Eric Lilavois (born April 7, 1979) is an American record producer, audio engineer, mixer, musician, and songwriter.

Lilavois produces a wide variety of musical acts and styles and has earned substantial production, engineering, and mixing credits. In addition to working in conjunction with Warner Bros Records, Atlantic, Framework/Universal (and more) to develop artists for their respective rosters, Lilavois has worked with the following artists in various capacities: 
 Saint Motel
 The Dustbowl Revival 
 Atlas Genius
 My Chemical Romance 
 Surfer Blood
 Smokey Brights
 Finish Ticket
 Risers 
 Givers and Takers
 Empire Theatre
 Island Apollo 
 Kyle Nicolaides (of Beware of Darkness)
 Celeigh Chapman
 Dan Zanes and The Harmony Project 
 Gabriel Wolfchild and The Northern Light (The Voice)
 The Complex Dialect
 and many, many more...

London Bridge Studio 
Lilavois is an owner of Seattle, Washington's London Bridge Studio, where countless multiplatinum records were recorded, Including Pearl Jam Ten, Mother Love Bone Shine, Soundgarden Louder Than Love, Alice In Chains Dirt, Macklemore and Ryan Lewis Downtown, Temple of The Dog,  Blind Melon, The Singles Motion Picture Soundtrack, Fleet Foxes, Cat Power, One Republic, Death Cab for Cutie, and more.

Crown City Studios 
Lilavois owned and operated Crown City Studios, a 4000 sq. ft recording studio in Pasadena, California, from 2005 until 2015, was the Executive Producer of the "Crown City Sessions" live video series, and engineered / mixed each episode which featured both established and up and coming buzz worthy artists.

Television / film 
In addition to producing and composing hundreds of original cues for television (including Pawn Stars, American Restoration, Cajun Pawn Stars, Counting Cars) Lilavois has earned engineering credits on several award-winning shorts and independent films (The Legend of Beaver Damn, Becoming Santa.).

* * * *

● **Short exercise 1**:
According to the Eric Lilavois profile, during which years did Lilavois own and operate Crown City Studios?
● **Short exercise 2**:
Reproduce the Eric Lilavois profile word for word from "Television / film" up to and including "Damn, Becoming Santa.).".
● **Short exercise 3**:
Write the next part of the Eric Lilavois profile, beginning after its final sentence.
The material has no connection to the Eric Lilavois profile.

● **Source data**:
* * * *

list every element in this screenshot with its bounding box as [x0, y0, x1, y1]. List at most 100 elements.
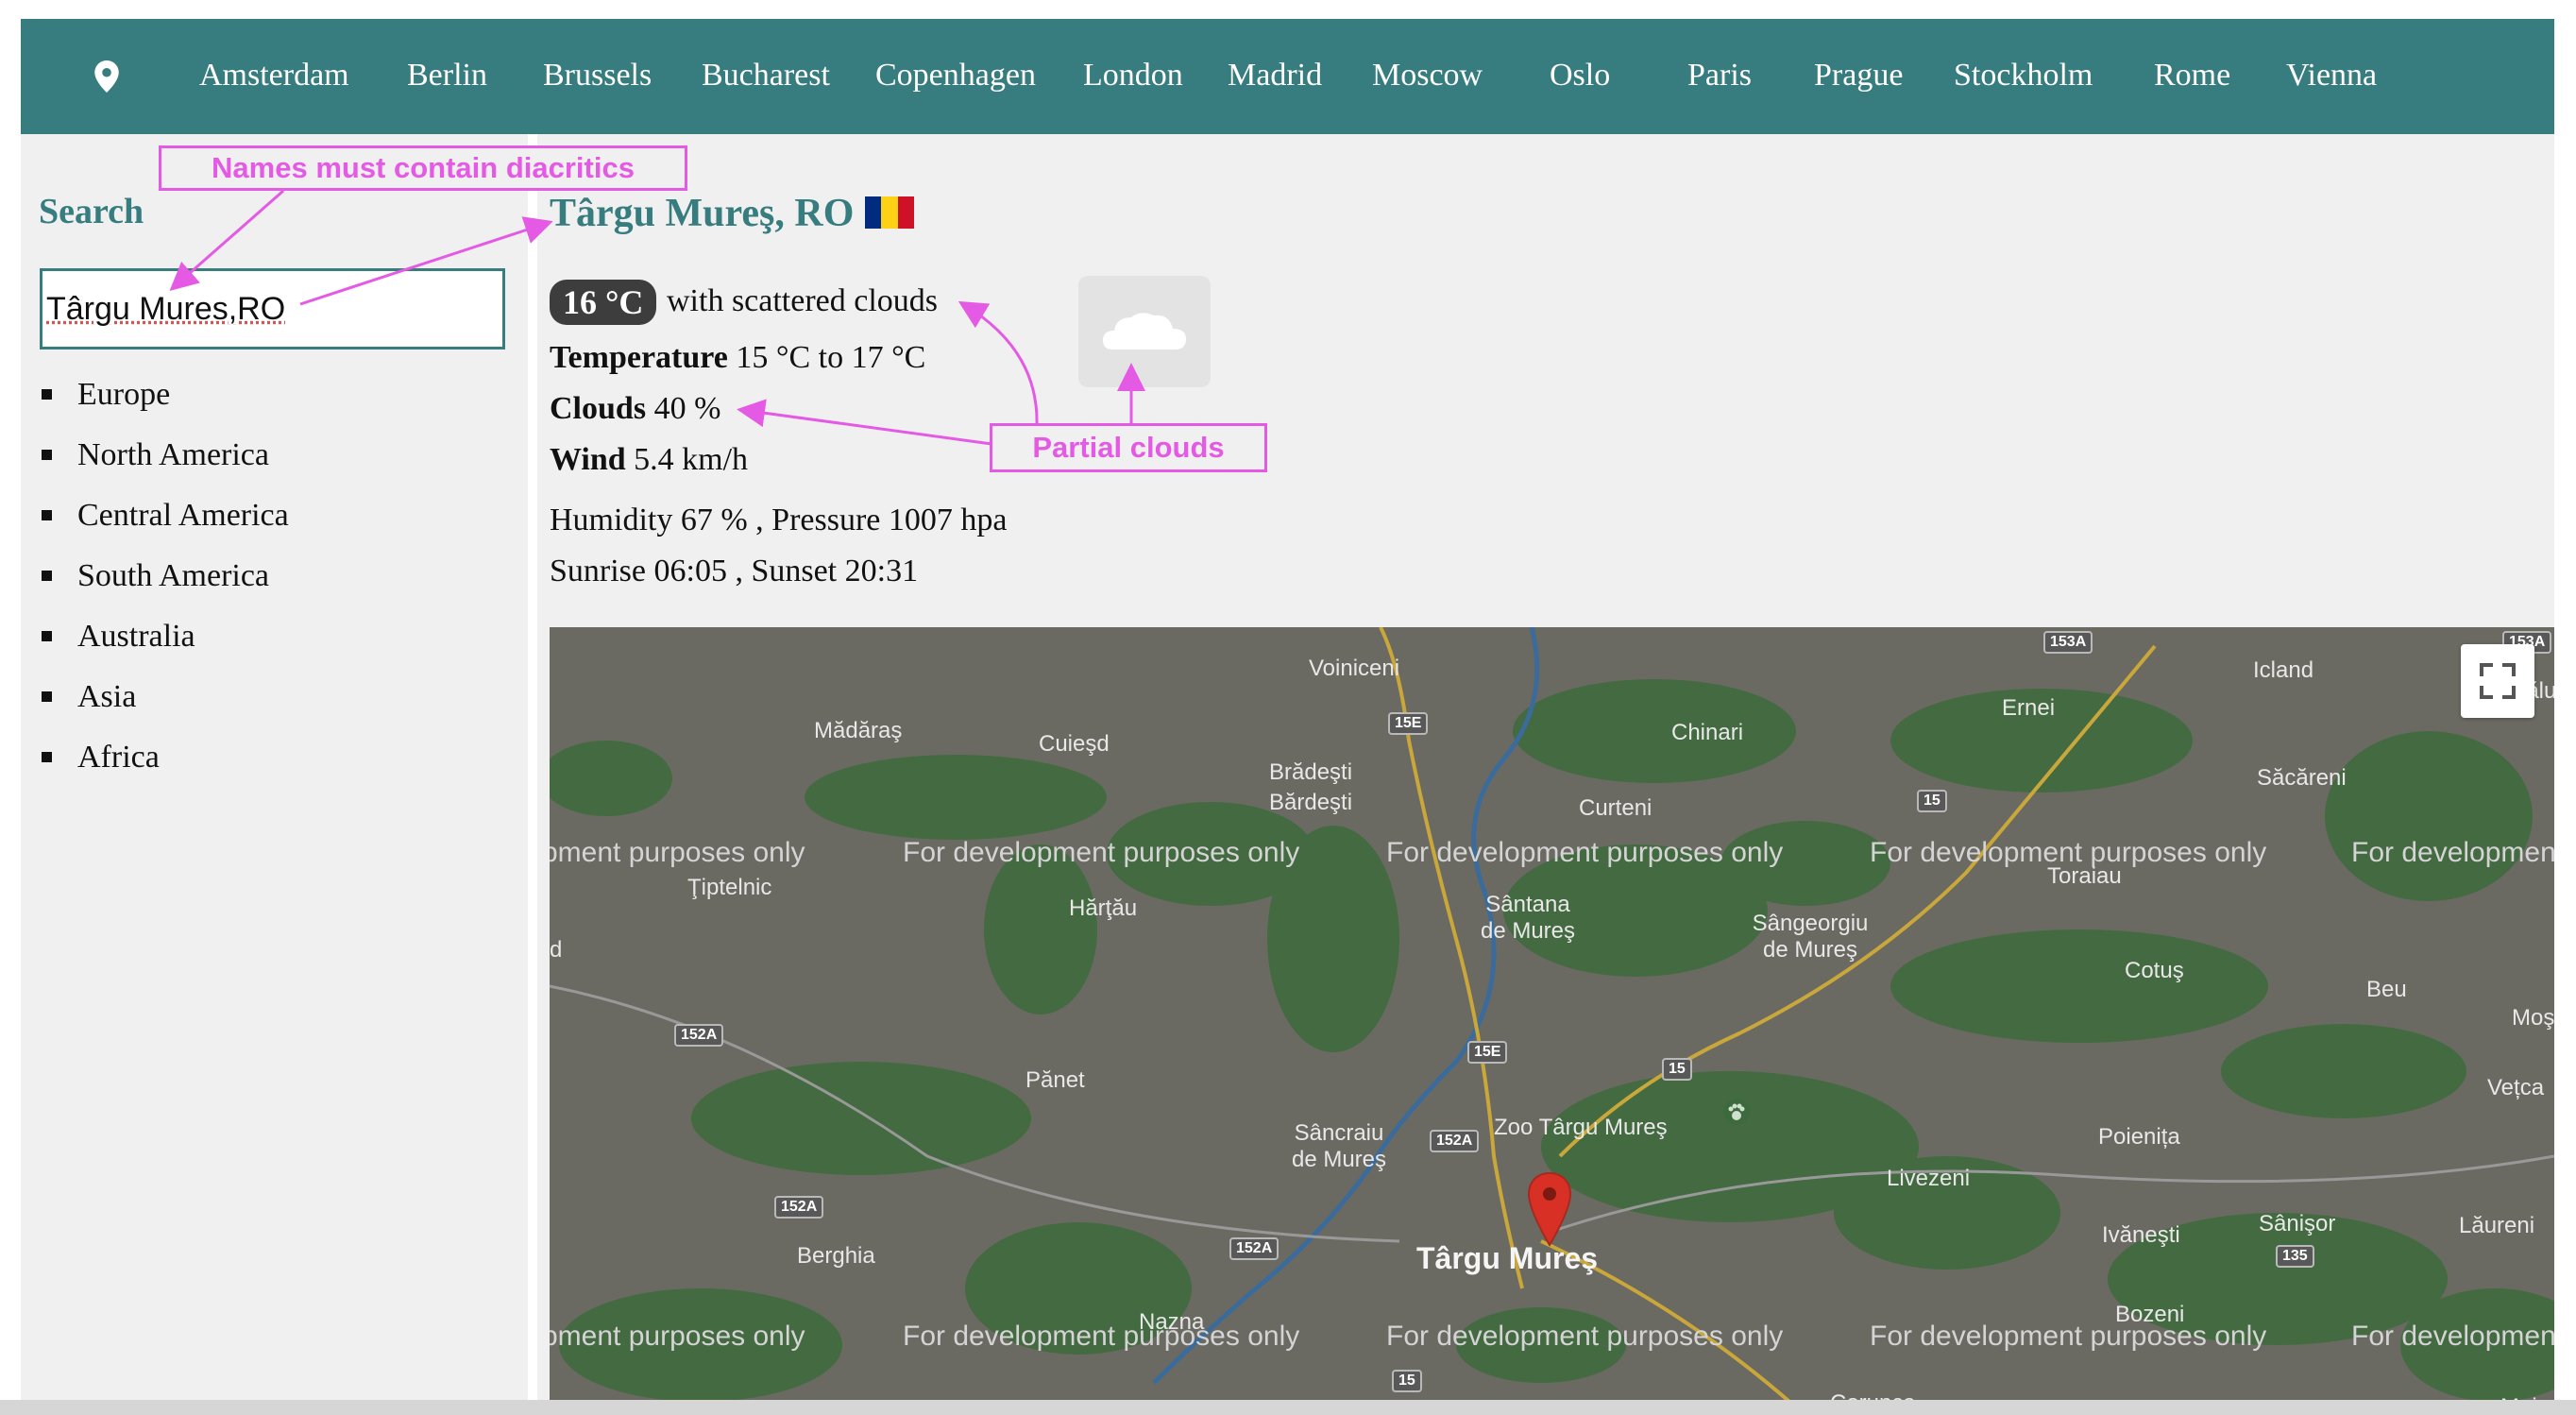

* * * *

● **Task answer 1**:
From 2005 until 2015.

● **Task answer 2**:
Television / film 
In addition to producing and composing hundreds of original cues for television (including Pawn Stars, American Restoration, Cajun Pawn Stars, Counting Cars) Lilavois has earned engineering credits on several award-winning shorts and independent films (The Legend of Beaver Damn, Becoming Santa.).

● **Task answer 3**:
The Days In Between 
Lilavois was the lead singer and guitarist of the Los Angeles-based Rock Band “The Days In Between” which toured the North and Southwest United States extensively between 2004 and 2006, and sold thousands of independently released records. According to the band's Facebook page, a large portion of the band's back catalog, will be re-released throughout 2017, including previously unreleased material, and a brand new EP.

Solo artist career 
Lilavois’ self-produced debut solo record “The Only Way” was released digitally worldwide  on January 11, 2011, followed up by his most recent effort “Salt, Sea, and Smoke.” Originally released as three separate EP's exclusively through Bandcamp, and now slated as a full-length album due in 2017. The album was accompanied by a documentary, The Journey; The Making of Salt, Sea, and Smoke, which was premiered at Laemmle's Playhouse 7 Theater  in Pasadena, California.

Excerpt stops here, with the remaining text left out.